[Lines of data]
[start]

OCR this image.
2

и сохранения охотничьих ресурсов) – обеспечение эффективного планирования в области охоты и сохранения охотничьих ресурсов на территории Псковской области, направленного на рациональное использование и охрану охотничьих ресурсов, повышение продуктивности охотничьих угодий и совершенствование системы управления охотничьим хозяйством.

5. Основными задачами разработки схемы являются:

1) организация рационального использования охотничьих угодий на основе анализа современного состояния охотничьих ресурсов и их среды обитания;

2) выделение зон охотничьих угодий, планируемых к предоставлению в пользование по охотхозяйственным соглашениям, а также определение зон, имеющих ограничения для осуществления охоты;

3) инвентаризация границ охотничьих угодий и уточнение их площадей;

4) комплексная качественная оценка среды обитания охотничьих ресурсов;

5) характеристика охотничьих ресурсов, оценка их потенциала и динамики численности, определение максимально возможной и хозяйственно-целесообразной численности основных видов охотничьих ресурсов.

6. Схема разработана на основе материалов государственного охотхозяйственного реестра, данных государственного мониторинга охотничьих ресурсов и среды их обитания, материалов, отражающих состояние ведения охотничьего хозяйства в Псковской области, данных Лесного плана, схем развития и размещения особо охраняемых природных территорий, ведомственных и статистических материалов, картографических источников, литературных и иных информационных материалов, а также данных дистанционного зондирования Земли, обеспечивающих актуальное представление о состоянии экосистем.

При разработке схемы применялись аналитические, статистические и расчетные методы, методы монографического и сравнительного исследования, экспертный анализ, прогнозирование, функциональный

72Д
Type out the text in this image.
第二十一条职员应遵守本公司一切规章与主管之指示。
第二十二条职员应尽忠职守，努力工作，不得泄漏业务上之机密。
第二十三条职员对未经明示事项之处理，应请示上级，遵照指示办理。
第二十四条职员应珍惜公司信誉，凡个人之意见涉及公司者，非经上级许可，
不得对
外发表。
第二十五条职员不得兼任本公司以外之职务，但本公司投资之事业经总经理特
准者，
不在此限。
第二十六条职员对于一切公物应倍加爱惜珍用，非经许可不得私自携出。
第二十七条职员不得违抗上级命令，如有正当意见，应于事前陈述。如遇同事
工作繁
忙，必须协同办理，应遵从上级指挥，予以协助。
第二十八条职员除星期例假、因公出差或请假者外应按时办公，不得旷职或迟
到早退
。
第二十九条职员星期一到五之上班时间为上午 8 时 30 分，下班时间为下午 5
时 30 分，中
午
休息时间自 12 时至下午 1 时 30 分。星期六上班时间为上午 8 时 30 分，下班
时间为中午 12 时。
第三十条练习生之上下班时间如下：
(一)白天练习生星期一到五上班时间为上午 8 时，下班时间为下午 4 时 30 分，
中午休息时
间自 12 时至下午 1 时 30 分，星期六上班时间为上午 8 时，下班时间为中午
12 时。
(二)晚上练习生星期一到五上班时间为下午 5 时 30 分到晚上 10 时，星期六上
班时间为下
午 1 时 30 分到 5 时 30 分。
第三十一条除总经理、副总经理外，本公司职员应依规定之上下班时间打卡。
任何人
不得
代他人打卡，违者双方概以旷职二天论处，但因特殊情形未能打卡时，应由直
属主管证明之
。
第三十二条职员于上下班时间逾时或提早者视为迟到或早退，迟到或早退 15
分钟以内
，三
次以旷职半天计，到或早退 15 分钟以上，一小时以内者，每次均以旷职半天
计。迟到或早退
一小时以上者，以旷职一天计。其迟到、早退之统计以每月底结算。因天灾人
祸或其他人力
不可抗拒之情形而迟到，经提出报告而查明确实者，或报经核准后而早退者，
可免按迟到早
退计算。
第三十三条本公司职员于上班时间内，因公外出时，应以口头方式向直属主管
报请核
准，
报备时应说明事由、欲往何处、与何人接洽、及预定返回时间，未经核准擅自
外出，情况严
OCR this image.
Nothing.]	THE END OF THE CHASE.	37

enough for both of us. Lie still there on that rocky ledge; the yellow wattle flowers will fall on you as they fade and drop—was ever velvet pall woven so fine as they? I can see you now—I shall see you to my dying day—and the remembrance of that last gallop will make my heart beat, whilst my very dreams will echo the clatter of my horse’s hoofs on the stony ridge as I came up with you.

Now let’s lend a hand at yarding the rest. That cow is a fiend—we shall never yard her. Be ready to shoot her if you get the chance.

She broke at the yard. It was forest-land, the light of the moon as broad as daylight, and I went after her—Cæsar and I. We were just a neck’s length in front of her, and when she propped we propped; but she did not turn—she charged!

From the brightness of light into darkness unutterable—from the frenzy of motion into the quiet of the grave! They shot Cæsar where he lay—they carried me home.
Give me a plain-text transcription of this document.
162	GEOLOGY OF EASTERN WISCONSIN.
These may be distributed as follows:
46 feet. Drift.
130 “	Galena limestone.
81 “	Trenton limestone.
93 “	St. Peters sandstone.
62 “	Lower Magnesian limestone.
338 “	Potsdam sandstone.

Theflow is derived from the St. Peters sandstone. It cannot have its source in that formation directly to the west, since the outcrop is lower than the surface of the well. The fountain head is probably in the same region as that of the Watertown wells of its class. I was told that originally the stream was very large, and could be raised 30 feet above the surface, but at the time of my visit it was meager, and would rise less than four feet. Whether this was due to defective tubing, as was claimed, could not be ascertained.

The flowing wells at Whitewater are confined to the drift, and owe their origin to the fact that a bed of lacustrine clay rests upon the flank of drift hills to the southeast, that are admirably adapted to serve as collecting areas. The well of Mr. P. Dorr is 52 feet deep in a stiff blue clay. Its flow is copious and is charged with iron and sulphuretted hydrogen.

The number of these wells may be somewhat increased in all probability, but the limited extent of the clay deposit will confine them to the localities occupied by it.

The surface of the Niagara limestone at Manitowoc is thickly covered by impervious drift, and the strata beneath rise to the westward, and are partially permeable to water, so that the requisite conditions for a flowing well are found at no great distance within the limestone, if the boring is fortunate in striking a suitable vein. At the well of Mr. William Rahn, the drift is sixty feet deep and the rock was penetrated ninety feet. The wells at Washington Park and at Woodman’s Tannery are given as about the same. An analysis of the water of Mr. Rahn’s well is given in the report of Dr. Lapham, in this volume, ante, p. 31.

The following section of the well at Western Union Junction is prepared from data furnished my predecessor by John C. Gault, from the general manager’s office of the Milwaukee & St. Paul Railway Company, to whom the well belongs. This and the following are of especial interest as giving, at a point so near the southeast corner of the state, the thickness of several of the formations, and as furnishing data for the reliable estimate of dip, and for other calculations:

[end]

REQUEST:
Extract every line of the records above that contains the word "下班时间为下午".

RESULT FOR THIS TASK:
第二十九条职员星期一到五之上班时间为上午 8 时 30 分，下班时间为下午 5
(一)白天练习生星期一到五上班时间为上午 8 时，下班时间为下午 4 时 30 分，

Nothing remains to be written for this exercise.